## WORK TO BE COMPLETED
List all lines in the material below that contain "Россия".

* BEGIN MATERIAL PROVIDED *

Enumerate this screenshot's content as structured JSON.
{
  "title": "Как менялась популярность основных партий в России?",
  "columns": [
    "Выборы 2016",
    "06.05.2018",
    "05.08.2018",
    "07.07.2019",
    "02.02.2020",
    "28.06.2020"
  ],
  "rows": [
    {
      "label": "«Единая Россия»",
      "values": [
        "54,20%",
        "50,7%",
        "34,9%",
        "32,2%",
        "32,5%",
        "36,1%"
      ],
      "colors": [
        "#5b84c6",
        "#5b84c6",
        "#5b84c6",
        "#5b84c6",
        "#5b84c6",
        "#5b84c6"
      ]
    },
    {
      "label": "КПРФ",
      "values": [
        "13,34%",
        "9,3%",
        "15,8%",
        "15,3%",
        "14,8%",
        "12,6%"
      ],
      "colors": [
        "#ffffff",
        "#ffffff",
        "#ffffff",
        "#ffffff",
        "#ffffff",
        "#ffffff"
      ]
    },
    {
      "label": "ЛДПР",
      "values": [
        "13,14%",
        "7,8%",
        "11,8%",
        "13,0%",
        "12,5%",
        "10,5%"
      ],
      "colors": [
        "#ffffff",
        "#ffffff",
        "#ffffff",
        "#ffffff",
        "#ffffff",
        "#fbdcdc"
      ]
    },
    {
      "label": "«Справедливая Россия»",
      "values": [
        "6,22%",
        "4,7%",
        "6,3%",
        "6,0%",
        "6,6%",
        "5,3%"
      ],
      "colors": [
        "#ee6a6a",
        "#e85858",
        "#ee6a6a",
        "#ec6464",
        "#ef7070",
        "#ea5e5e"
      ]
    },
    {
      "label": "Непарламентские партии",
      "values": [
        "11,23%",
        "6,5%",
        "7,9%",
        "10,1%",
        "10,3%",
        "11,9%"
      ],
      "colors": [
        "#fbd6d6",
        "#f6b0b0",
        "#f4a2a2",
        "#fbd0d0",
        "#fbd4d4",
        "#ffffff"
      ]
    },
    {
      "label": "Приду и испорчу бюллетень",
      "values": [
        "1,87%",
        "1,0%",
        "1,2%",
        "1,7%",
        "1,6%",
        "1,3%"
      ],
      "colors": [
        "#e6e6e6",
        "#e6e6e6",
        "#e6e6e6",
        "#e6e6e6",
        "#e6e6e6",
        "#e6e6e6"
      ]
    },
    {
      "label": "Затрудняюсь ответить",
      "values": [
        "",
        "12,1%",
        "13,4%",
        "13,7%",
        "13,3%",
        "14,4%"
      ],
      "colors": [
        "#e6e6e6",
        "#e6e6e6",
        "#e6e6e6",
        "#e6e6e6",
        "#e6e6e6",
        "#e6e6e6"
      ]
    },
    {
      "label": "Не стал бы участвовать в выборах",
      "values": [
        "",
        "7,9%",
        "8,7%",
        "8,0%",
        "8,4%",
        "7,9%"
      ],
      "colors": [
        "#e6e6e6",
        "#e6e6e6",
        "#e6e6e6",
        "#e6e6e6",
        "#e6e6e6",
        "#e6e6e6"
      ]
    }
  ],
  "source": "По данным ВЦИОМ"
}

* END MATERIAL PROVIDED *

## RESPONSE TO THIS EXERCISE
      "label": "«Единая Россия»",
      "label": "«Справедливая Россия»",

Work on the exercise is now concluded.